--- Start of EXCERPTED RECORDS ---

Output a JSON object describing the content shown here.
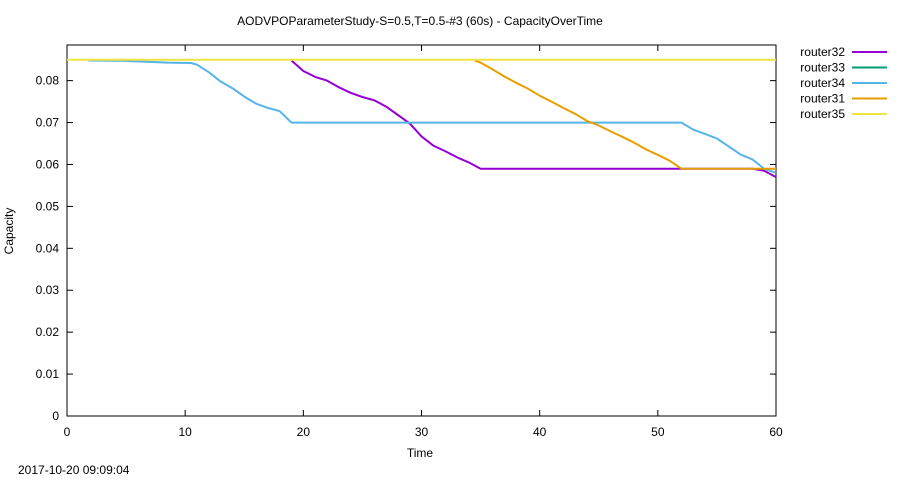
{
  "chart_data": {
    "type": "line",
    "title": "AODVPOParameterStudy-S=0.5,T=0.5-#3 (60s) - CapacityOverTime",
    "xlabel": "Time",
    "ylabel": "Capacity",
    "xlim": [
      0,
      60
    ],
    "ylim": [
      0,
      0.085
    ],
    "xticks": [
      0,
      10,
      20,
      30,
      40,
      50,
      60
    ],
    "yticks": [
      0,
      0.01,
      0.02,
      0.03,
      0.04,
      0.05,
      0.06,
      0.07,
      0.08
    ],
    "xtick_labels": [
      "0",
      "10",
      "20",
      "30",
      "40",
      "50",
      "60"
    ],
    "ytick_labels": [
      "0",
      "0.01",
      "0.02",
      "0.03",
      "0.04",
      "0.05",
      "0.06",
      "0.07",
      "0.08"
    ],
    "grid": false,
    "legend_position": "outside-right",
    "series": [
      {
        "name": "router32",
        "color": "#9400d3",
        "x": [
          19,
          20,
          21,
          22,
          23,
          24,
          25,
          26,
          27,
          28,
          29,
          30,
          31,
          32,
          33,
          34,
          35,
          40,
          45,
          50,
          55,
          58,
          59,
          60
        ],
        "y": [
          0.0848,
          0.0823,
          0.0809,
          0.08,
          0.0784,
          0.0771,
          0.0761,
          0.0753,
          0.0738,
          0.0718,
          0.0698,
          0.0667,
          0.0645,
          0.0632,
          0.0617,
          0.0605,
          0.059,
          0.059,
          0.059,
          0.059,
          0.059,
          0.059,
          0.0585,
          0.057
        ]
      },
      {
        "name": "router33",
        "color": "#009e73",
        "x": [],
        "y": []
      },
      {
        "name": "router34",
        "color": "#56b4e9",
        "x": [
          1.8,
          5,
          8.5,
          10.5,
          11,
          12,
          13,
          14,
          15,
          16,
          17,
          18,
          19,
          25,
          30,
          35,
          40,
          45,
          50,
          52,
          53,
          54,
          55,
          56,
          57,
          58,
          59,
          60
        ],
        "y": [
          0.0848,
          0.0847,
          0.0843,
          0.0842,
          0.0838,
          0.082,
          0.0798,
          0.0782,
          0.0762,
          0.0745,
          0.0735,
          0.0727,
          0.07,
          0.07,
          0.07,
          0.07,
          0.07,
          0.07,
          0.07,
          0.07,
          0.0683,
          0.0673,
          0.0662,
          0.0643,
          0.0624,
          0.0612,
          0.059,
          0.058
        ]
      },
      {
        "name": "router31",
        "color": "#e69f00",
        "x": [
          34.5,
          35,
          36,
          37,
          38,
          39,
          40,
          41,
          42,
          43,
          44,
          45,
          46,
          47,
          48,
          49,
          50,
          51,
          52,
          55,
          58,
          60
        ],
        "y": [
          0.0848,
          0.0843,
          0.0827,
          0.081,
          0.0795,
          0.0781,
          0.0764,
          0.075,
          0.0735,
          0.0721,
          0.0704,
          0.0693,
          0.0679,
          0.0666,
          0.0652,
          0.0636,
          0.0623,
          0.0609,
          0.059,
          0.059,
          0.059,
          0.059
        ]
      },
      {
        "name": "router35",
        "color": "#f0e442",
        "x": [
          0,
          60
        ],
        "y": [
          0.085,
          0.085
        ]
      }
    ]
  },
  "timestamp": "2017-10-20 09:09:04"
}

--- End of EXCERPTED RECORDS ---

**DIRECTIONS FOR THIS TASK**
Can you repeat every record above exactly, apart from the pictures?

**RESPONSE BELOW**
Output a JSON object describing the content shown here.
{
  "chart_data": {
    "type": "line",
    "title": "AODVPOParameterStudy-S=0.5,T=0.5-#3 (60s) - CapacityOverTime",
    "xlabel": "Time",
    "ylabel": "Capacity",
    "xlim": [
      0,
      60
    ],
    "ylim": [
      0,
      0.085
    ],
    "xticks": [
      0,
      10,
      20,
      30,
      40,
      50,
      60
    ],
    "yticks": [
      0,
      0.01,
      0.02,
      0.03,
      0.04,
      0.05,
      0.06,
      0.07,
      0.08
    ],
    "xtick_labels": [
      "0",
      "10",
      "20",
      "30",
      "40",
      "50",
      "60"
    ],
    "ytick_labels": [
      "0",
      "0.01",
      "0.02",
      "0.03",
      "0.04",
      "0.05",
      "0.06",
      "0.07",
      "0.08"
    ],
    "grid": false,
    "legend_position": "outside-right",
    "series": [
      {
        "name": "router32",
        "color": "#9400d3",
        "x": [
          19,
          20,
          21,
          22,
          23,
          24,
          25,
          26,
          27,
          28,
          29,
          30,
          31,
          32,
          33,
          34,
          35,
          40,
          45,
          50,
          55,
          58,
          59,
          60
        ],
        "y": [
          0.0848,
          0.0823,
          0.0809,
          0.08,
          0.0784,
          0.0771,
          0.0761,
          0.0753,
          0.0738,
          0.0718,
          0.0698,
          0.0667,
          0.0645,
          0.0632,
          0.0617,
          0.0605,
          0.059,
          0.059,
          0.059,
          0.059,
          0.059,
          0.059,
          0.0585,
          0.057
        ]
      },
      {
        "name": "router33",
        "color": "#009e73",
        "x": [],
        "y": []
      },
      {
        "name": "router34",
        "color": "#56b4e9",
        "x": [
          1.8,
          5,
          8.5,
          10.5,
          11,
          12,
          13,
          14,
          15,
          16,
          17,
          18,
          19,
          25,
          30,
          35,
          40,
          45,
          50,
          52,
          53,
          54,
          55,
          56,
          57,
          58,
          59,
          60
        ],
        "y": [
          0.0848,
          0.0847,
          0.0843,
          0.0842,
          0.0838,
          0.082,
          0.0798,
          0.0782,
          0.0762,
          0.0745,
          0.0735,
          0.0727,
          0.07,
          0.07,
          0.07,
          0.07,
          0.07,
          0.07,
          0.07,
          0.07,
          0.0683,
          0.0673,
          0.0662,
          0.0643,
          0.0624,
          0.0612,
          0.059,
          0.058
        ]
      },
      {
        "name": "router31",
        "color": "#e69f00",
        "x": [
          34.5,
          35,
          36,
          37,
          38,
          39,
          40,
          41,
          42,
          43,
          44,
          45,
          46,
          47,
          48,
          49,
          50,
          51,
          52,
          55,
          58,
          60
        ],
        "y": [
          0.0848,
          0.0843,
          0.0827,
          0.081,
          0.0795,
          0.0781,
          0.0764,
          0.075,
          0.0735,
          0.0721,
          0.0704,
          0.0693,
          0.0679,
          0.0666,
          0.0652,
          0.0636,
          0.0623,
          0.0609,
          0.059,
          0.059,
          0.059,
          0.059
        ]
      },
      {
        "name": "router35",
        "color": "#f0e442",
        "x": [
          0,
          60
        ],
        "y": [
          0.085,
          0.085
        ]
      }
    ]
  },
  "timestamp": "2017-10-20 09:09:04"
}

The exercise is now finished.